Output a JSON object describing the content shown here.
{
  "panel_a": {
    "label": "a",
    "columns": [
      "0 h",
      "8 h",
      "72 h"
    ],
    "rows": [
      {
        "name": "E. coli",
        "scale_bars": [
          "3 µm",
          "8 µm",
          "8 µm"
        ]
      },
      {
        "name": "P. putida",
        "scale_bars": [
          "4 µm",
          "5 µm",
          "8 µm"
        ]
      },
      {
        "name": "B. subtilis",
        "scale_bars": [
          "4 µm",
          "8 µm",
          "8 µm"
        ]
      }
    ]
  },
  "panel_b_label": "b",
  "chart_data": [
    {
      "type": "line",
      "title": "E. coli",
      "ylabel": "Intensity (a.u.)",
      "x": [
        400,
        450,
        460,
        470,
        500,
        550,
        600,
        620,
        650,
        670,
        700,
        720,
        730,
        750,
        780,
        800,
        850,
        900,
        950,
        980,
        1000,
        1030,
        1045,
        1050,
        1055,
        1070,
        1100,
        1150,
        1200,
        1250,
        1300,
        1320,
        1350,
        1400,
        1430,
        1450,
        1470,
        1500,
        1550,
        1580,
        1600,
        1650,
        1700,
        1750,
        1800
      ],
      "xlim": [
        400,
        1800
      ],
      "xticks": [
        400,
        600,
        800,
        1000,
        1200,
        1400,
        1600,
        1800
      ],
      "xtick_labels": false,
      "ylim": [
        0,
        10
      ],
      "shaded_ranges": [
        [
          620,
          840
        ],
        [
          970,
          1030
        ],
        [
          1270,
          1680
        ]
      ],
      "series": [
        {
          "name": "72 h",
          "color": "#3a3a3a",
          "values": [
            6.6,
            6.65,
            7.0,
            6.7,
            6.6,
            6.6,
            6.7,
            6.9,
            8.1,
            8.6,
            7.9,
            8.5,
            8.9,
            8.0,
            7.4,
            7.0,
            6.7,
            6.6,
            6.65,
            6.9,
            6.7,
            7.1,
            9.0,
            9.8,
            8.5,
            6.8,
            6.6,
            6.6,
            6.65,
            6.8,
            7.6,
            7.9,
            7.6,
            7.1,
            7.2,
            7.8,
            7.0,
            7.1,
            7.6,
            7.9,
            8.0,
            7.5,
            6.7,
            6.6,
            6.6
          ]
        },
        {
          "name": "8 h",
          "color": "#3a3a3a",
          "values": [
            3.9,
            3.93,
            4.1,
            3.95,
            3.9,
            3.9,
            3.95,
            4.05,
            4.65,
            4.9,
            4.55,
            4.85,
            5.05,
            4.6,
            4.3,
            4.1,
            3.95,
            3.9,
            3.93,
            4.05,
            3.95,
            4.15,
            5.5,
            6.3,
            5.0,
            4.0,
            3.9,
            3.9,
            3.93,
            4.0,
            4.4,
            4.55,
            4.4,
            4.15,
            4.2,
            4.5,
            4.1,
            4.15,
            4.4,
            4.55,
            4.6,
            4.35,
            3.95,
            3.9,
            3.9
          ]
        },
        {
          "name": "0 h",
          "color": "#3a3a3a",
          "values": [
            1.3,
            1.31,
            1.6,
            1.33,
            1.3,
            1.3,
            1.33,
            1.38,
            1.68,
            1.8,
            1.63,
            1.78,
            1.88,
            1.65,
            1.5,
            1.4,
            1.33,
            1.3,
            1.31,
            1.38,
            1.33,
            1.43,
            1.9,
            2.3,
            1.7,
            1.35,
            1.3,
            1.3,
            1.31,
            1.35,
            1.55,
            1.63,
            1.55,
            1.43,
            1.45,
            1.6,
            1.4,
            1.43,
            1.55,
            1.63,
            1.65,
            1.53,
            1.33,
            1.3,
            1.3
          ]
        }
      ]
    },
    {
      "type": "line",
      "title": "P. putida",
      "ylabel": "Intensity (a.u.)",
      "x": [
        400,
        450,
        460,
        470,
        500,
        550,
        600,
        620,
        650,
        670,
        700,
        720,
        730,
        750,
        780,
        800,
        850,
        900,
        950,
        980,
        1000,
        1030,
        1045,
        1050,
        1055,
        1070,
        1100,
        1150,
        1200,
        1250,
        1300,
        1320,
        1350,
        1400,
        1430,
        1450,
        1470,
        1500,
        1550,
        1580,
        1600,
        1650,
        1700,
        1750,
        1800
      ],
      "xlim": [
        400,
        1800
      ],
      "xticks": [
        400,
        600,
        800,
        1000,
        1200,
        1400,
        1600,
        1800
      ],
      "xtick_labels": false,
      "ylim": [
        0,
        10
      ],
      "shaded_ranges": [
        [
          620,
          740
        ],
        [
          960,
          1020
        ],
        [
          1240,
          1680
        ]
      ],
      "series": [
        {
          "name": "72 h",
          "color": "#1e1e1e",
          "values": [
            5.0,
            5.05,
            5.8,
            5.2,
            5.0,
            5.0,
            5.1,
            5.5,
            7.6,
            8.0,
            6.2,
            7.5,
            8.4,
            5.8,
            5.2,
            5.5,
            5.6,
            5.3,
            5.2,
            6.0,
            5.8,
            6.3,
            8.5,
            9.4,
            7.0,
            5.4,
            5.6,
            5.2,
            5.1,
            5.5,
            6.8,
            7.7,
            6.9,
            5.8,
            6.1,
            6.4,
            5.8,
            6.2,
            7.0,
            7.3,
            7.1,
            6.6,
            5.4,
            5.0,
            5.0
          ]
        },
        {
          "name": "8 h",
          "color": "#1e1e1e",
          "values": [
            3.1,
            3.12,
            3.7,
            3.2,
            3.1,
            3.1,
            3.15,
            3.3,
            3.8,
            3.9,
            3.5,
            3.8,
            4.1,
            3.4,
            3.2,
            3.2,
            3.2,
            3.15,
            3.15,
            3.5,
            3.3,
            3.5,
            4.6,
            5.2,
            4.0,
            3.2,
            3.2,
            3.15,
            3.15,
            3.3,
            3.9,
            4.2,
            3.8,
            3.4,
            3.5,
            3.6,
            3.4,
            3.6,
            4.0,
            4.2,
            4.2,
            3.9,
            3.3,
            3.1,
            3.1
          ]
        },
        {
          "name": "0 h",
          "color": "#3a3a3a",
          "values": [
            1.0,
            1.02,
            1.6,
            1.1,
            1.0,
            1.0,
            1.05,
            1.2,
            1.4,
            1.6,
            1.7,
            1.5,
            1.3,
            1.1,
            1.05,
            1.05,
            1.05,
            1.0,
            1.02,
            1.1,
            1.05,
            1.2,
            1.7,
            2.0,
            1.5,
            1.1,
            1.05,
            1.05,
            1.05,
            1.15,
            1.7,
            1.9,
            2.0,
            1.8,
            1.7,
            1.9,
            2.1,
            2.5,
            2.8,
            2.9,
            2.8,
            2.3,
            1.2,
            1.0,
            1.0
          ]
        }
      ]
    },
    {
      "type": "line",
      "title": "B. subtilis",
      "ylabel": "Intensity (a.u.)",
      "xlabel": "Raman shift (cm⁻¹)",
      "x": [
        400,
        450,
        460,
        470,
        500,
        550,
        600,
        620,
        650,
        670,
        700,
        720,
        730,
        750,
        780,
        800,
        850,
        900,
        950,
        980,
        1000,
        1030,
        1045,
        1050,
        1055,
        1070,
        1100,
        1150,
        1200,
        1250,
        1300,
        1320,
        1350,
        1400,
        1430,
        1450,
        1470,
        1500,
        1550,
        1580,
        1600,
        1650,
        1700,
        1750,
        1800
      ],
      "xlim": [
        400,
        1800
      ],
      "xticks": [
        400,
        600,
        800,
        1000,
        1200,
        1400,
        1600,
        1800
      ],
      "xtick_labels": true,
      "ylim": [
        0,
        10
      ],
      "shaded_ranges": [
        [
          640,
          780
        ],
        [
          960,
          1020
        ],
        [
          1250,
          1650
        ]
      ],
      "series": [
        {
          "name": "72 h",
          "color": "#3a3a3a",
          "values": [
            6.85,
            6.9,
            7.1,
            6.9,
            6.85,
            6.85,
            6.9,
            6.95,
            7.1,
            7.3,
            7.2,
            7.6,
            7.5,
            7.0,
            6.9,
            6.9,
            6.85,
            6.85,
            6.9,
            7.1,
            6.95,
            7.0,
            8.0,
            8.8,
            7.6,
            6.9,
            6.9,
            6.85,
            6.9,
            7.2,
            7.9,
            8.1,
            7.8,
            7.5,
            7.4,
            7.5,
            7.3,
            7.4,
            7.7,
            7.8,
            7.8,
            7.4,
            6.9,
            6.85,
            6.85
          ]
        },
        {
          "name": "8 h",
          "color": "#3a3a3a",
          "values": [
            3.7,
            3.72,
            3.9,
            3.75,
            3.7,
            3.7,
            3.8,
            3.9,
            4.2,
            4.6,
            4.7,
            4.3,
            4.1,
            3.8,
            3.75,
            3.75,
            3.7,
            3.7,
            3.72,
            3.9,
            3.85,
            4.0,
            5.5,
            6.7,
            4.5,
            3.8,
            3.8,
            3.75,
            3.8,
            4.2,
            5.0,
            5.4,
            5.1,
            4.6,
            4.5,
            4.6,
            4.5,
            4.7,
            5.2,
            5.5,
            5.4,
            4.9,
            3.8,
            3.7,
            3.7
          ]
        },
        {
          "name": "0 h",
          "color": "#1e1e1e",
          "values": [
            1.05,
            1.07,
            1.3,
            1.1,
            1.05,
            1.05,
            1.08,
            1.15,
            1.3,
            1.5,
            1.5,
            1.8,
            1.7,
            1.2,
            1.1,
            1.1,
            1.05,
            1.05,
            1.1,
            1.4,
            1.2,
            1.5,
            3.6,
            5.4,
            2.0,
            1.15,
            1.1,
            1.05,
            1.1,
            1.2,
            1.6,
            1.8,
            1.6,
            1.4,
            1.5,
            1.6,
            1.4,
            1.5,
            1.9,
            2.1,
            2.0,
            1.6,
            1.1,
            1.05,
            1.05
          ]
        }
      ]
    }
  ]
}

_TASK PROMPT_.
Look through the material and say how many lines hold "title". Give the number only.

_RESPONSE TO THE EXERCISE_.
3